**Task requirements:** Report every line from the material that contains the word "questions".

**Record extracts:**
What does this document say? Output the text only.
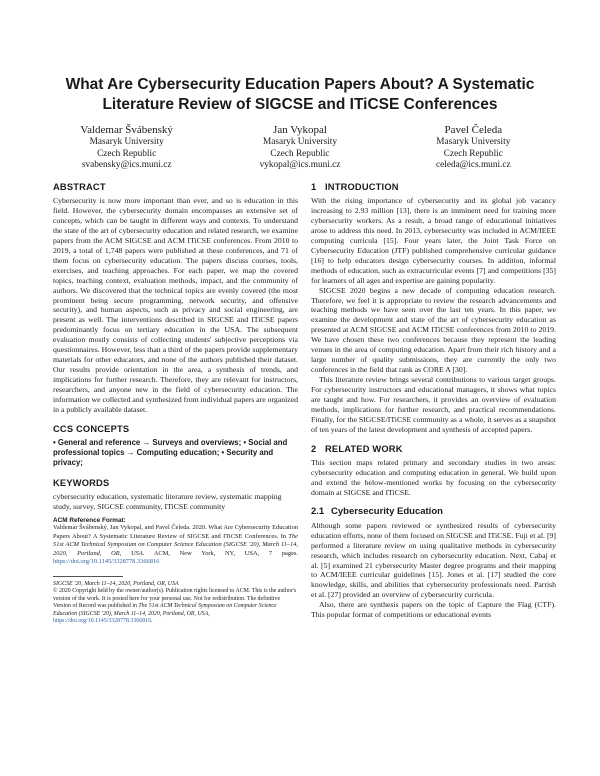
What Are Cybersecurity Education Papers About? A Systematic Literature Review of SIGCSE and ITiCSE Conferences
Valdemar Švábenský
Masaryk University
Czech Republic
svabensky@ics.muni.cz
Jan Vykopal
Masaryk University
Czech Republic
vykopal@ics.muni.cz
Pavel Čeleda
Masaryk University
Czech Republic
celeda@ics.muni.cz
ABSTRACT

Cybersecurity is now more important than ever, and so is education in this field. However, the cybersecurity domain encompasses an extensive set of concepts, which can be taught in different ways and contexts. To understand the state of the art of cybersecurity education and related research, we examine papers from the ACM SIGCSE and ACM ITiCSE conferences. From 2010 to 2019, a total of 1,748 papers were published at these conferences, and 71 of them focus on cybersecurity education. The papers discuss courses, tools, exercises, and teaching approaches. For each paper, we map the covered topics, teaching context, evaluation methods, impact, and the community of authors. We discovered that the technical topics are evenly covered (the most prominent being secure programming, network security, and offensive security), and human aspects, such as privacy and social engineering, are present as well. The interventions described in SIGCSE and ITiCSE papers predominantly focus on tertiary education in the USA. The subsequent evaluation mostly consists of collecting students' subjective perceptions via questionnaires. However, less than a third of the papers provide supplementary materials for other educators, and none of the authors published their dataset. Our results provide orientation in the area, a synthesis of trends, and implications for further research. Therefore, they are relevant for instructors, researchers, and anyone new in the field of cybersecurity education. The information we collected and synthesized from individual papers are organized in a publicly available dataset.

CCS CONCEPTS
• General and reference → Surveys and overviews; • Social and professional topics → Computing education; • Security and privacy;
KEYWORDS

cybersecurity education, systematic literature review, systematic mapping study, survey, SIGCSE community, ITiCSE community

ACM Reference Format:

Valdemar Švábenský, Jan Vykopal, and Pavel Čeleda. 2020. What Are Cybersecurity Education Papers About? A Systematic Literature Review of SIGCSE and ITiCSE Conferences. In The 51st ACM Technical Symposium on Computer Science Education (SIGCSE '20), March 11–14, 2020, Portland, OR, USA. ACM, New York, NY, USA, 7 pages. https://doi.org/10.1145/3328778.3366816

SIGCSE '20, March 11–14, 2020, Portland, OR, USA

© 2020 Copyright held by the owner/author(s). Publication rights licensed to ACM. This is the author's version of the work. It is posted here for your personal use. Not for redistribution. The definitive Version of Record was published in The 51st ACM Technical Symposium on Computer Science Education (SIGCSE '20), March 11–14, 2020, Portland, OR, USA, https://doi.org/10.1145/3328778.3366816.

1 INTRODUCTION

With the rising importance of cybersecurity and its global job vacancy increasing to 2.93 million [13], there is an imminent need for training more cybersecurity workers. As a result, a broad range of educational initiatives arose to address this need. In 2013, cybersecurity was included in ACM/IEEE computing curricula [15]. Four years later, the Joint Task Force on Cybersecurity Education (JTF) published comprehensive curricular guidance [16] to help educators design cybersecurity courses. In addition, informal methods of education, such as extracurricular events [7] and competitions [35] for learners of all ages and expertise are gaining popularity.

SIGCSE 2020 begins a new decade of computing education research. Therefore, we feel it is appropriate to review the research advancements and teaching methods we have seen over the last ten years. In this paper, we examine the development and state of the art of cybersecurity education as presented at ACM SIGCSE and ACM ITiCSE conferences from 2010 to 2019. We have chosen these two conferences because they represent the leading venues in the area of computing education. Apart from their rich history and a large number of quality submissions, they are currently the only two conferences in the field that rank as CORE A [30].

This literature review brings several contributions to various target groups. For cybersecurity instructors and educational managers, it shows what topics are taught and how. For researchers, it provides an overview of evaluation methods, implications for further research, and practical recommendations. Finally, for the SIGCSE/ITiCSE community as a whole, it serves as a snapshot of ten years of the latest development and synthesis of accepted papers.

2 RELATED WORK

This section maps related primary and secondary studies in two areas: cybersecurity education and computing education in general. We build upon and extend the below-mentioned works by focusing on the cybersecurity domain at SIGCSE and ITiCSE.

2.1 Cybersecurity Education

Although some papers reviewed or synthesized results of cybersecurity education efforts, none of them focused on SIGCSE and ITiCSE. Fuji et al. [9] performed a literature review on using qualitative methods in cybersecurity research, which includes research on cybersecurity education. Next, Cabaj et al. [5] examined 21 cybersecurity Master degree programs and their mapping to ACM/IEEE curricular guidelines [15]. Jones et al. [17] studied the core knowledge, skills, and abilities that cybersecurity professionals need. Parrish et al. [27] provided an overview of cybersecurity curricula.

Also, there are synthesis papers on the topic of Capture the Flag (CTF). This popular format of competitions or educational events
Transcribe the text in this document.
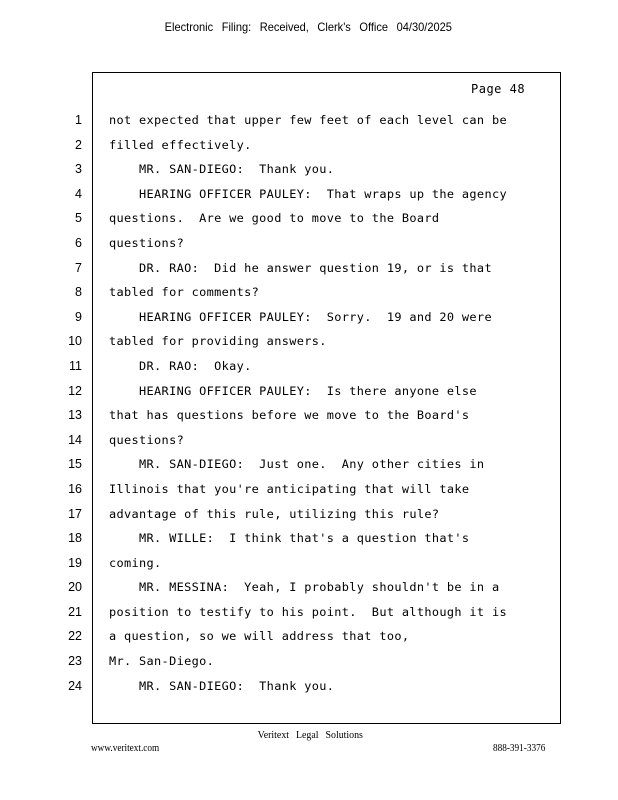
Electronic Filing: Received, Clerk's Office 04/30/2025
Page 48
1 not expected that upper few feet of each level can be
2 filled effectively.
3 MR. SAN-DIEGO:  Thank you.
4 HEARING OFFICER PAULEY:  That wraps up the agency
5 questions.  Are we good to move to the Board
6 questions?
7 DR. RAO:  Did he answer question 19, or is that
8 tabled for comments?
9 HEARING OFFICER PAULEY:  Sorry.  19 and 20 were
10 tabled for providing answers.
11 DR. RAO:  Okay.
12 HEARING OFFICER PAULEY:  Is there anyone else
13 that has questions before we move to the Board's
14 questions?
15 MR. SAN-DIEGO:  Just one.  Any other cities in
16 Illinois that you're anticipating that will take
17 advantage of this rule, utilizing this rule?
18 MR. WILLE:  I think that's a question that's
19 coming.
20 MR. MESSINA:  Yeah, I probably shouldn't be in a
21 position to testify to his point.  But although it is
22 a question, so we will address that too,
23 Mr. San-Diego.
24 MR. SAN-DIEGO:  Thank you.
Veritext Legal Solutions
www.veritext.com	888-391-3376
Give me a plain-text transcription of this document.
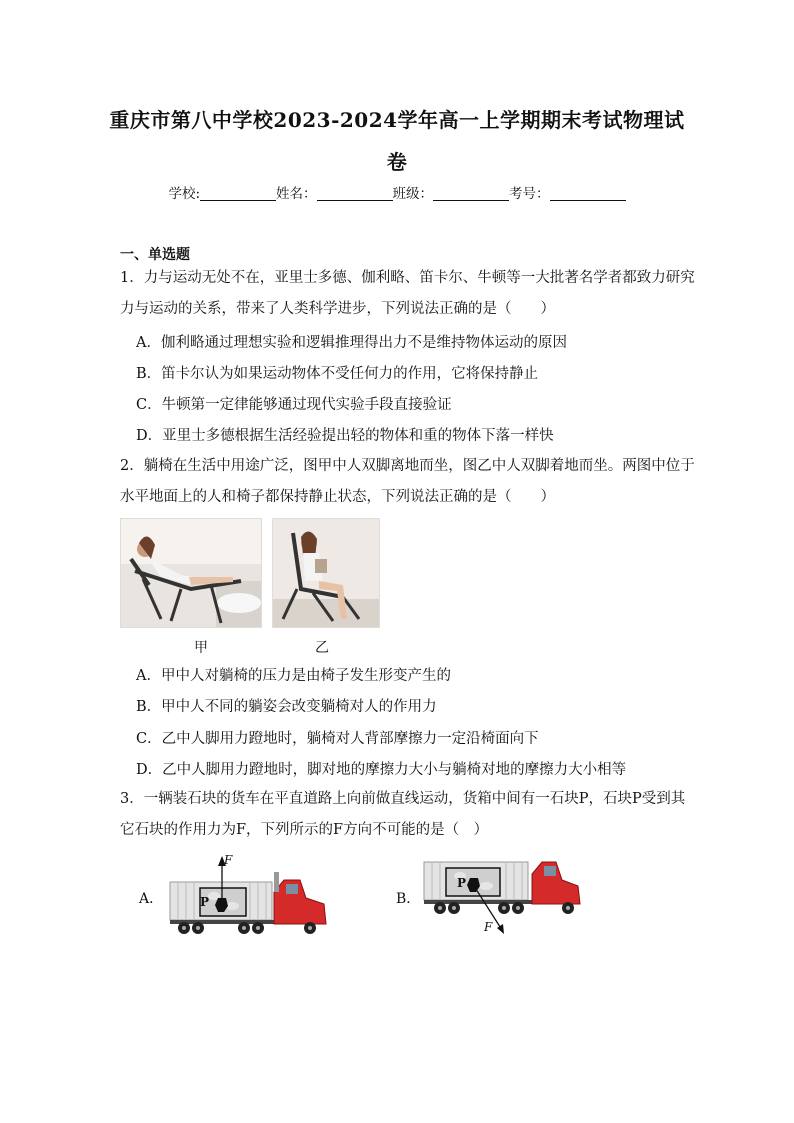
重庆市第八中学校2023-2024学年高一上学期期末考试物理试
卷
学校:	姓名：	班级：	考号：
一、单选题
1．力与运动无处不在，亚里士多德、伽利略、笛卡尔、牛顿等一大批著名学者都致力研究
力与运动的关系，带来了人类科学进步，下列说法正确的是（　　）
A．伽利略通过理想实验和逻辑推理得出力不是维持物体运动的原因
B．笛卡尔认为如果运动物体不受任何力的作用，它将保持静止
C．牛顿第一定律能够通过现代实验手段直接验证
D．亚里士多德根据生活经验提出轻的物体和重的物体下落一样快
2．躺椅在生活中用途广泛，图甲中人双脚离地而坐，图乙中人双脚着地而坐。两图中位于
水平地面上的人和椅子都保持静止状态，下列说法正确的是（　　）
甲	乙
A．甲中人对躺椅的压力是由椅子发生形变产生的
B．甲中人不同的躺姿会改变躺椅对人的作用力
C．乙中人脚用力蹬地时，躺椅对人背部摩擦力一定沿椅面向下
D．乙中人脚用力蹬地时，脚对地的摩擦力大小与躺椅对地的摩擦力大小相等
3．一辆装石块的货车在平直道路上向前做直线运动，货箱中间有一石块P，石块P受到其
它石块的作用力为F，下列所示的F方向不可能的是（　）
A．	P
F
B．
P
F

**Output below:**
5 questions.  Are we good to move to the Board
6 questions?
13 that has questions before we move to the Board's
14 questions?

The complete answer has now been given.